Data tied to figure images
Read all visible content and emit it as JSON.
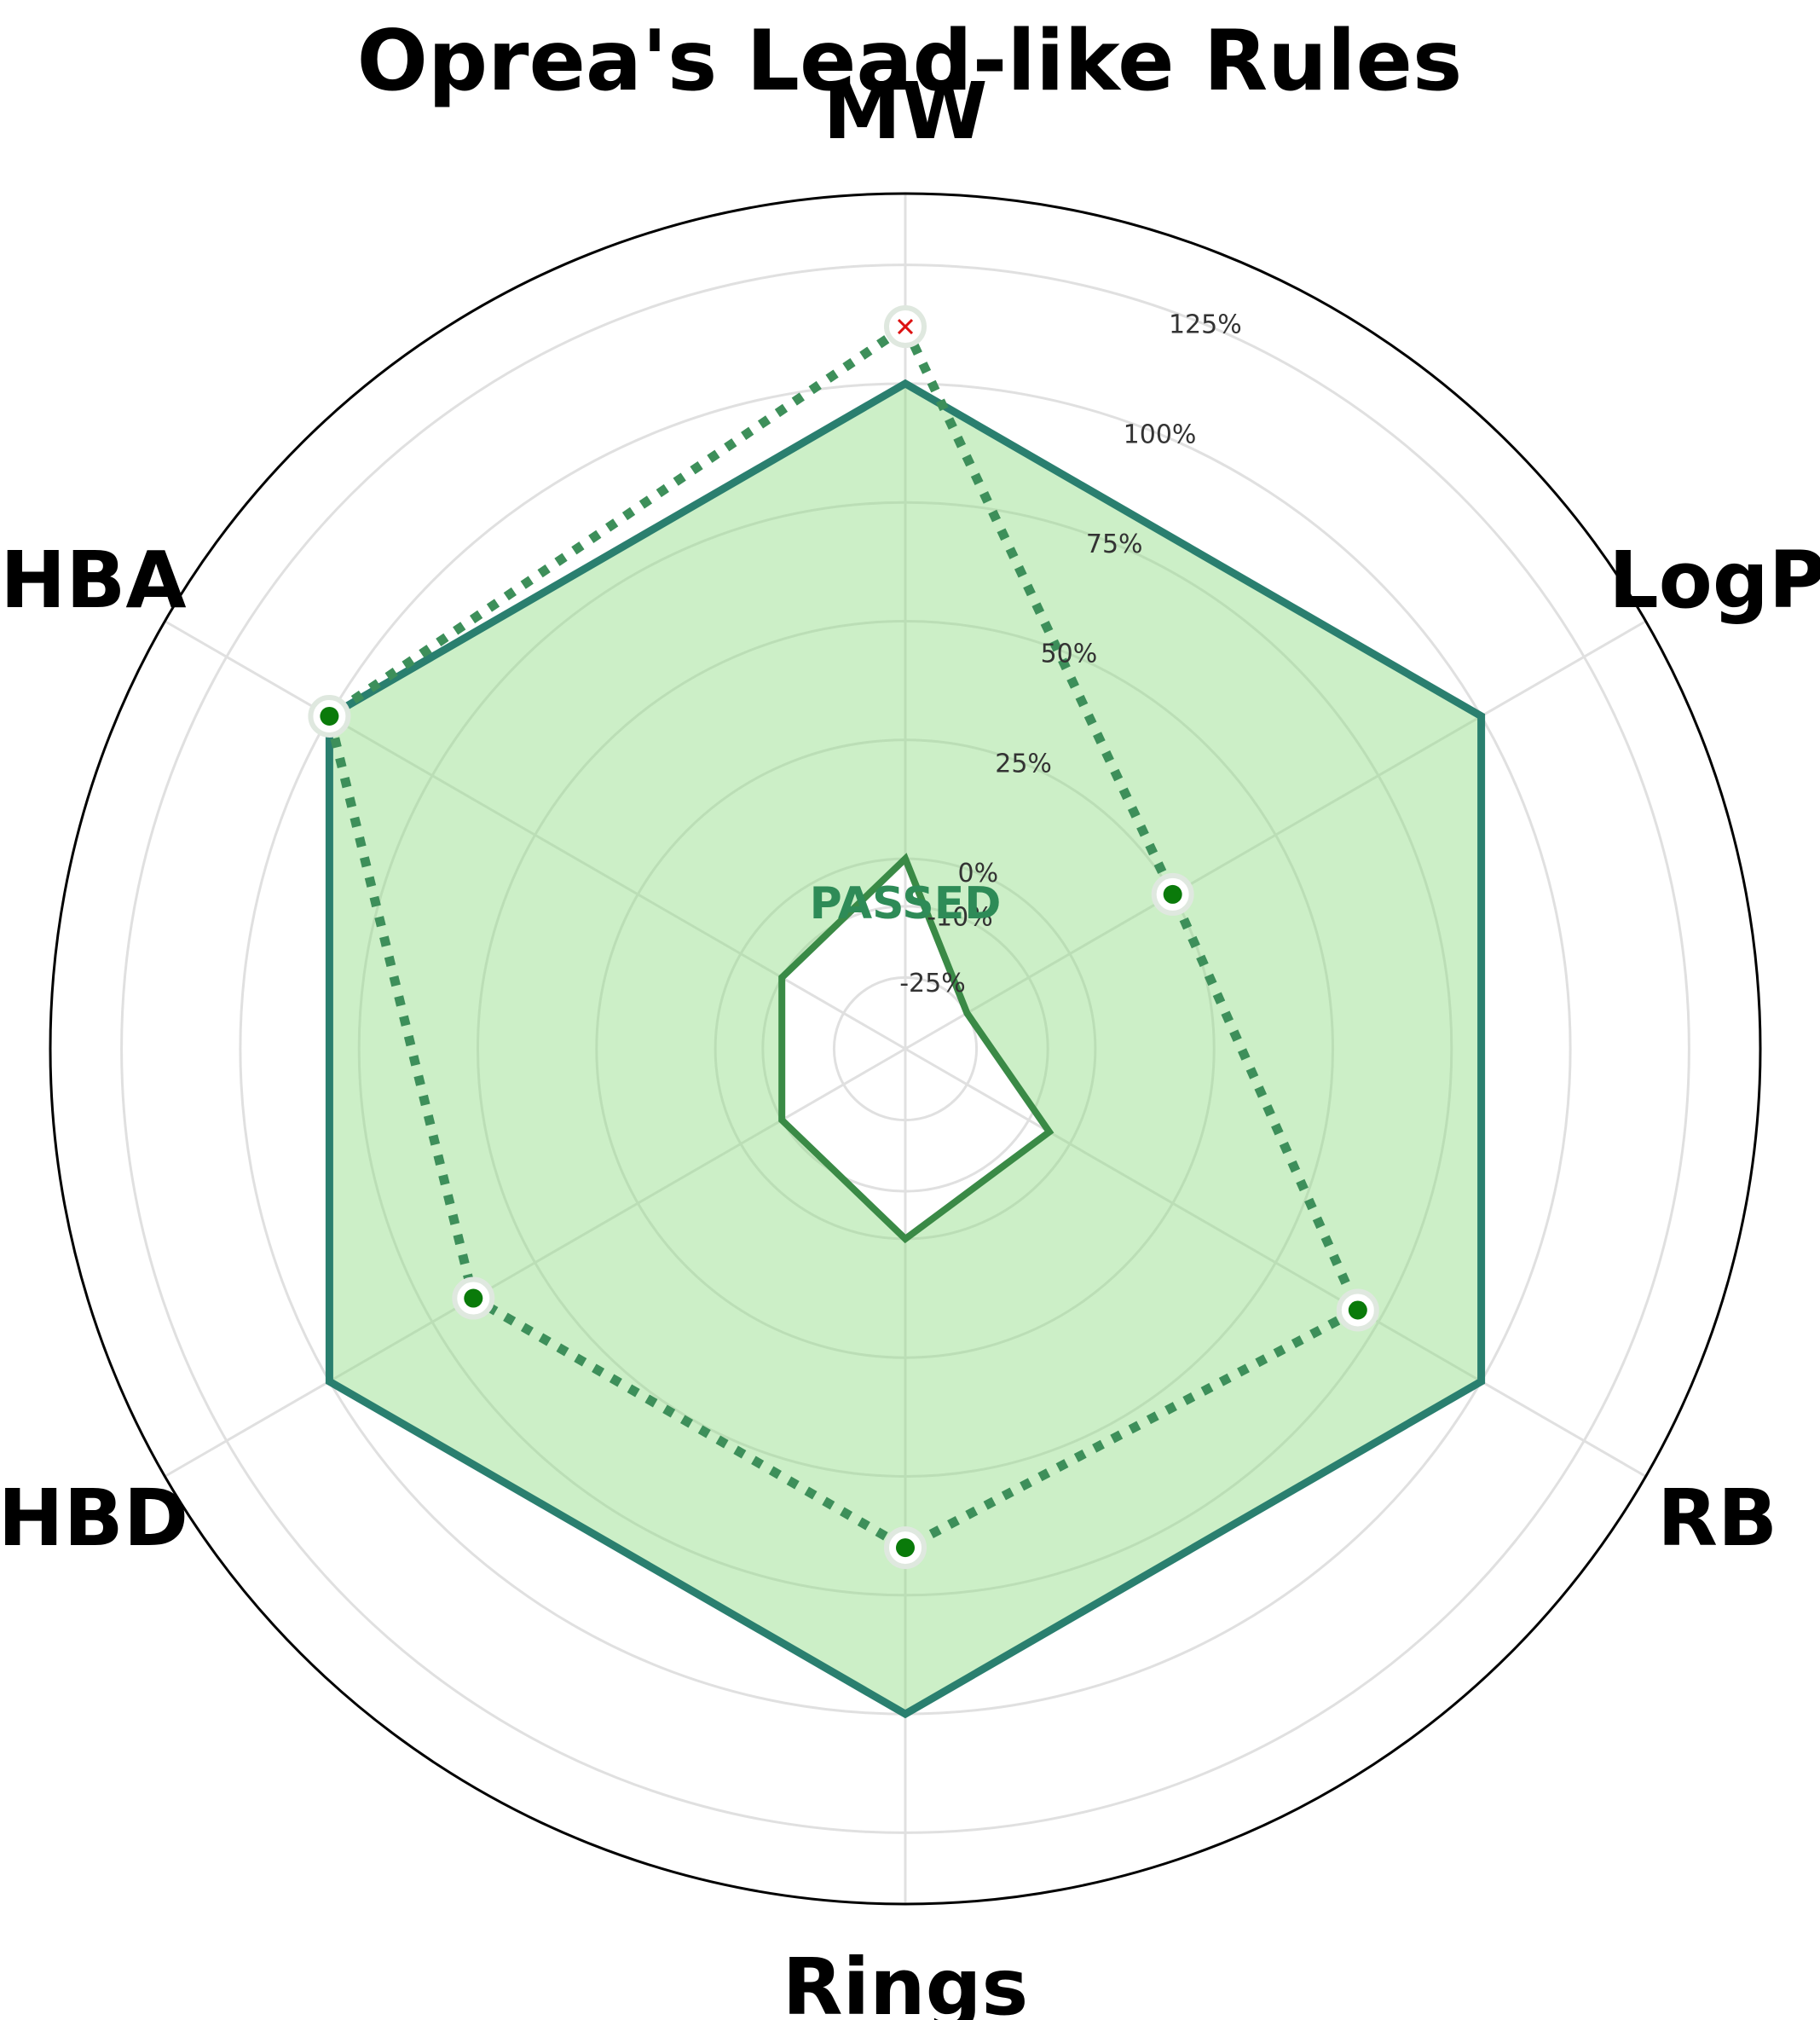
{
  "chart_data": {
    "type": "radar",
    "title": "Oprea's Lead-like Rules",
    "axes": [
      "MW",
      "LogP",
      "RB",
      "Rings",
      "HBD",
      "HBA"
    ],
    "radial_ticks": [
      "-25%",
      "-10%",
      "0%",
      "25%",
      "50%",
      "75%",
      "100%",
      "125%"
    ],
    "radial_tick_values": [
      -25,
      -10,
      0,
      25,
      50,
      75,
      100,
      125
    ],
    "rlim": [
      -40,
      140
    ],
    "series": [
      {
        "values": [
          100,
          100,
          100,
          100,
          100,
          100
        ],
        "style": "upper-limit-filled",
        "color": "#2a7f6f",
        "fill": "#90dd85"
      },
      {
        "values": [
          0,
          -25,
          -5,
          0,
          -10,
          -10
        ],
        "style": "lower-limit",
        "color": "#3a8a46"
      },
      {
        "values": [
          112,
          25,
          70,
          65,
          65,
          100
        ],
        "style": "compound-dotted",
        "color": "#3d8f5a"
      }
    ],
    "point_status": [
      "fail",
      "pass",
      "pass",
      "pass",
      "pass",
      "pass"
    ],
    "status_text": "PASSED",
    "colors": {
      "pass_marker": "#0a7a0a",
      "fail_marker": "#dd1111",
      "status": "#2e8b57"
    }
  }
}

TASK DETAILS: Reproduce all entries exactly. Pictures do not belong in the copy.

ANSWER FOR THIS EXERCISE:
Read all visible content and emit it as JSON.
{
  "chart_data": {
    "type": "radar",
    "title": "Oprea's Lead-like Rules",
    "axes": [
      "MW",
      "LogP",
      "RB",
      "Rings",
      "HBD",
      "HBA"
    ],
    "radial_ticks": [
      "-25%",
      "-10%",
      "0%",
      "25%",
      "50%",
      "75%",
      "100%",
      "125%"
    ],
    "radial_tick_values": [
      -25,
      -10,
      0,
      25,
      50,
      75,
      100,
      125
    ],
    "rlim": [
      -40,
      140
    ],
    "series": [
      {
        "values": [
          100,
          100,
          100,
          100,
          100,
          100
        ],
        "style": "upper-limit-filled",
        "color": "#2a7f6f",
        "fill": "#90dd85"
      },
      {
        "values": [
          0,
          -25,
          -5,
          0,
          -10,
          -10
        ],
        "style": "lower-limit",
        "color": "#3a8a46"
      },
      {
        "values": [
          112,
          25,
          70,
          65,
          65,
          100
        ],
        "style": "compound-dotted",
        "color": "#3d8f5a"
      }
    ],
    "point_status": [
      "fail",
      "pass",
      "pass",
      "pass",
      "pass",
      "pass"
    ],
    "status_text": "PASSED",
    "colors": {
      "pass_marker": "#0a7a0a",
      "fail_marker": "#dd1111",
      "status": "#2e8b57"
    }
  }
}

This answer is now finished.